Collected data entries
------------------------------------------------

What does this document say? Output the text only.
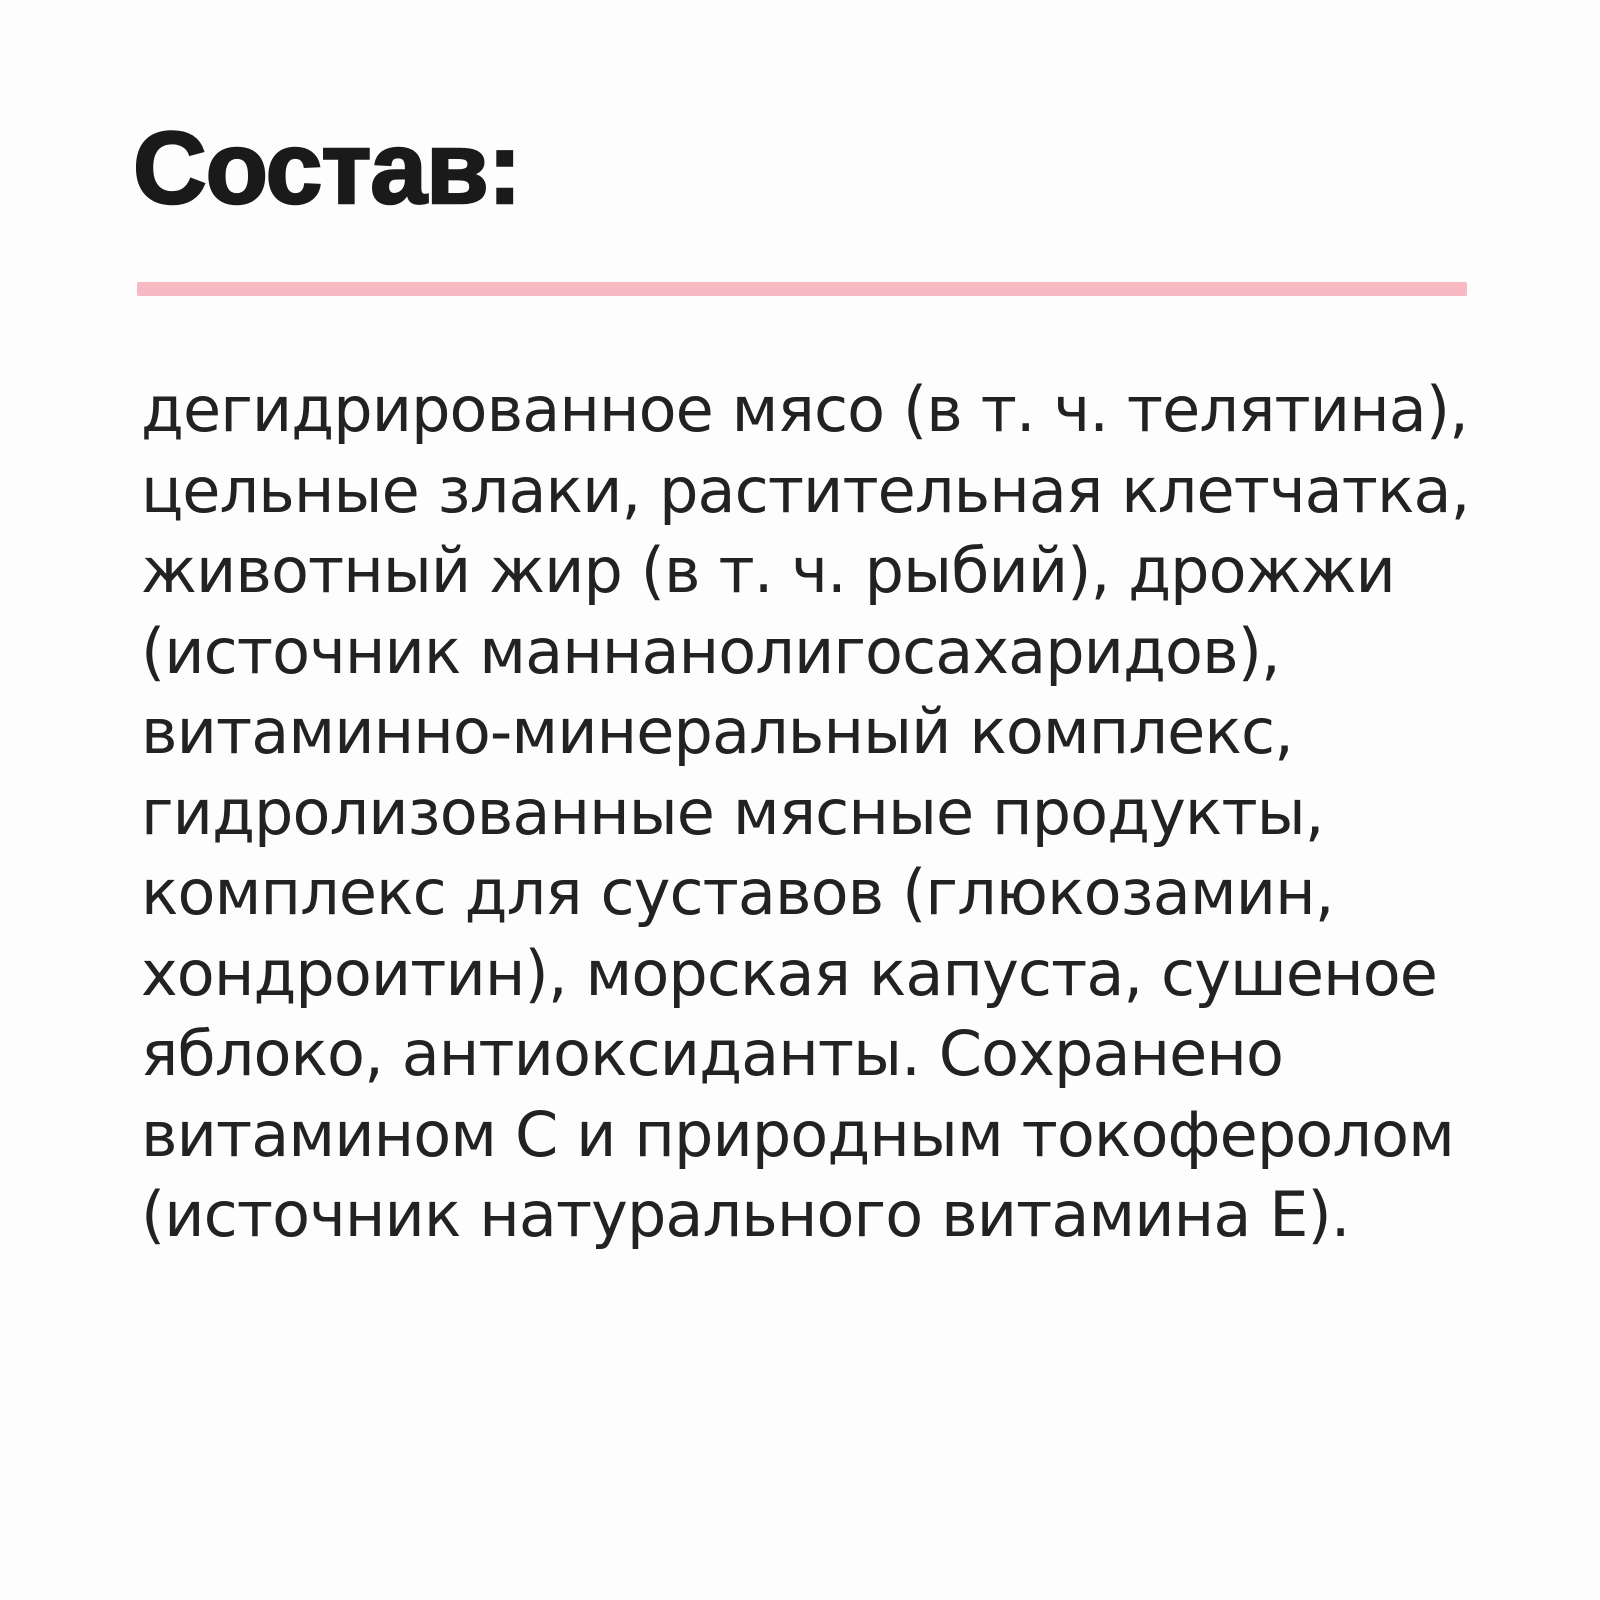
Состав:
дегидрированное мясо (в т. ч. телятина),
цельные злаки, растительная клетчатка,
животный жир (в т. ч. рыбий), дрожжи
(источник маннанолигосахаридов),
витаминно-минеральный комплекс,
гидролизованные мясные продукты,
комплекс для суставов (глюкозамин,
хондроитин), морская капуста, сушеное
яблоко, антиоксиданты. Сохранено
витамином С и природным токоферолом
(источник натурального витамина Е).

------------------------------------------------

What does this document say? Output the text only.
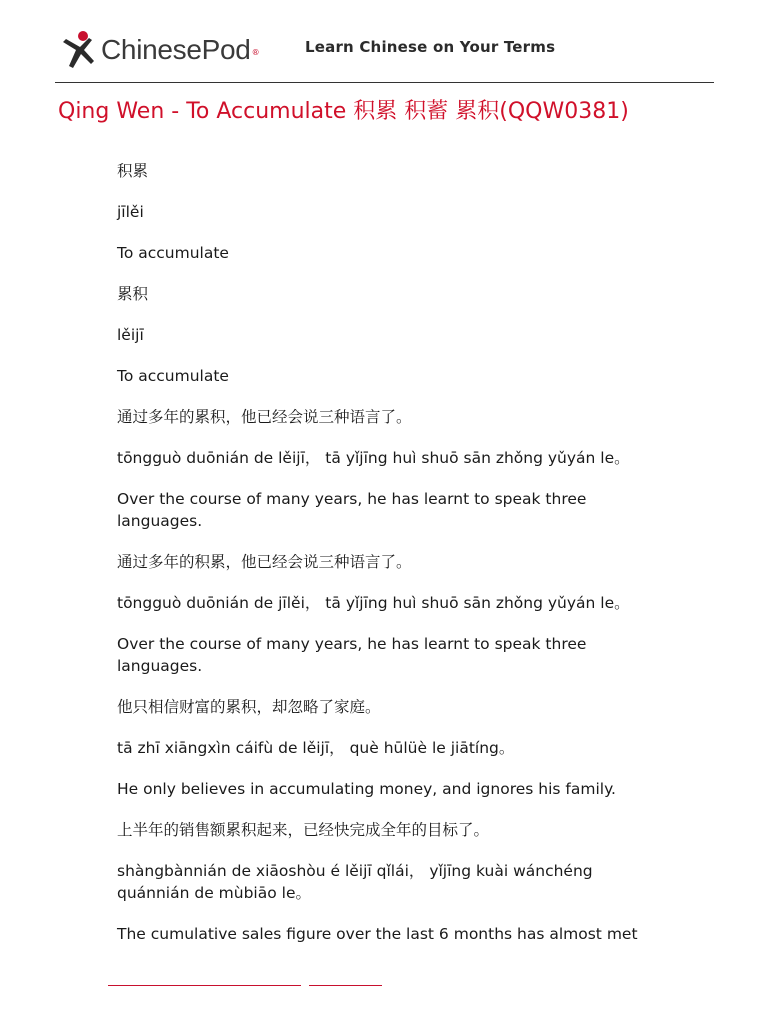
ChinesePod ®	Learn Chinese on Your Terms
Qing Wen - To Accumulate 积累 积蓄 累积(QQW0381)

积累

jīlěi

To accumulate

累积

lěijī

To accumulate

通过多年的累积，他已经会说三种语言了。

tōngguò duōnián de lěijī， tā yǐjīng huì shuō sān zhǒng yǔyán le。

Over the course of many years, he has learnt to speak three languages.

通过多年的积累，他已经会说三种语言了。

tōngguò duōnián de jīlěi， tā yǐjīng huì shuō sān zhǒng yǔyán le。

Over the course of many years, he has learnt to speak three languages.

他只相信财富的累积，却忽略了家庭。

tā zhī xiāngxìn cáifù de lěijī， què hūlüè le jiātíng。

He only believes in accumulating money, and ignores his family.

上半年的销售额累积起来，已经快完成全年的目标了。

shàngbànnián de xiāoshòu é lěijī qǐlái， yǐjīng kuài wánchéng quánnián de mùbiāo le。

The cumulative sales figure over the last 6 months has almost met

------------------------------------------------

Written problem:
Make a list of all lines in the data that contain "tōngguò".

Finished answer:
tōngguò duōnián de lěijī， tā yǐjīng huì shuō sān zhǒng yǔyán le。
tōngguò duōnián de jīlěi， tā yǐjīng huì shuō sān zhǒng yǔyán le。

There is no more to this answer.